• **Exercise requirements**:
In the mailing-list thread on Gluster POSIX locks and disconnections, what is the plan for signaling that locks are no longer valid?

• **Document passage**:
--------------------------------------------------

Re: [Gluster-users] POSIX locks and disconnections between clients and bricks

2019-03-28 Thread Xavi Hernandez
On Thu, Mar 28, 2019 at 3:05 AM Raghavendra Gowdappa 
wrote:

>
>
> On Wed, Mar 27, 2019 at 8:38 PM Xavi Hernandez 
> wrote:
>
>> On Wed, Mar 27, 2019 at 2:20 PM Pranith Kumar Karampuri <
>> pkara...@redhat.com> wrote:
>>
>>>
>>>
>>> On Wed, Mar 27, 2019 at 6:38 PM Xavi Hernandez 
>>> wrote:
>>>
 On Wed, Mar 27, 2019 at 1:13 PM Pranith Kumar Karampuri <
 pkara...@redhat.com> wrote:

>
>
> On Wed, Mar 27, 2019 at 5:13 PM Xavi Hernandez 
> wrote:
>
>> On Wed, Mar 27, 2019 at 11:52 AM Raghavendra Gowdappa <
>> rgowd...@redhat.com> wrote:
>>
>>>
>>>
>>> On Wed, Mar 27, 2019 at 12:56 PM Xavi Hernandez 
>>> wrote:
>>>
 Hi Raghavendra,

 On Wed, Mar 27, 2019 at 2:49 AM Raghavendra Gowdappa <
 rgowd...@redhat.com> wrote:

> All,
>
> Glusterfs cleans up POSIX locks held on an fd when the
> client/mount through which those locks are held disconnects from
> bricks/server. This helps Glusterfs to not run into a stale lock 
> problem
> later (For eg., if application unlocks while the connection was still
> down). However, this means the lock is no longer exclusive as other
> applications/clients can acquire the same lock. To communicate that 
> locks
> are no longer valid, we are planning to mark the fd (which has POSIX 
> locks)
> bad on a disconnect so that any future operations on that fd will 
> fail,
> forcing the application to re-open the fd and re-acquire locks it 
> needs [1].
>

 Wouldn't it be better to retake the locks when the brick is
 reconnected if the lock is still in use ?

>>>
>>> There is also  a possibility that clients may never reconnect.
>>> That's the primary reason why bricks assume the worst (client will not
>>> reconnect) and cleanup the locks.
>>>
>>
>> True, so it's fine to cleanup the locks. I'm not saying that locks
>> shouldn't be released on disconnect. The assumption is that if the client
>> has really died, it will also disconnect from other bricks, who will
>> release the locks. So, eventually, another client will have enough quorum
>> to attempt a lock that will succeed. In other words, if a client gets
>> disconnected from too many bricks simultaneously (loses Quorum), then 
>> that
>> client can be considered as bad and can return errors to the application.

--------------------------------------------------

• **Provided material**:
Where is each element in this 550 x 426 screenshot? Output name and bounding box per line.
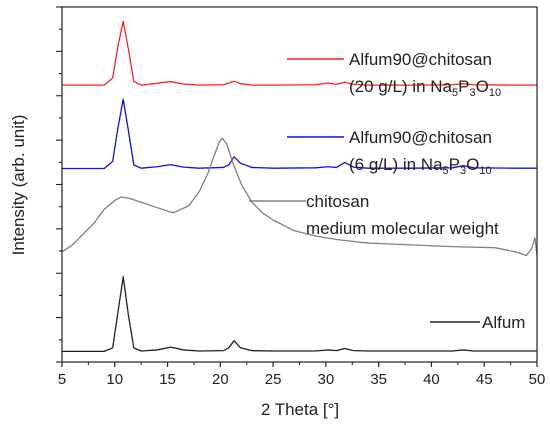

--------------------------------------------------

• **Exercise output**:
The fd holding the POSIX locks is to be marked bad on a disconnect. Any future operations on it will then fail, which forces the application to re-open the fd and re-acquire the locks it needs.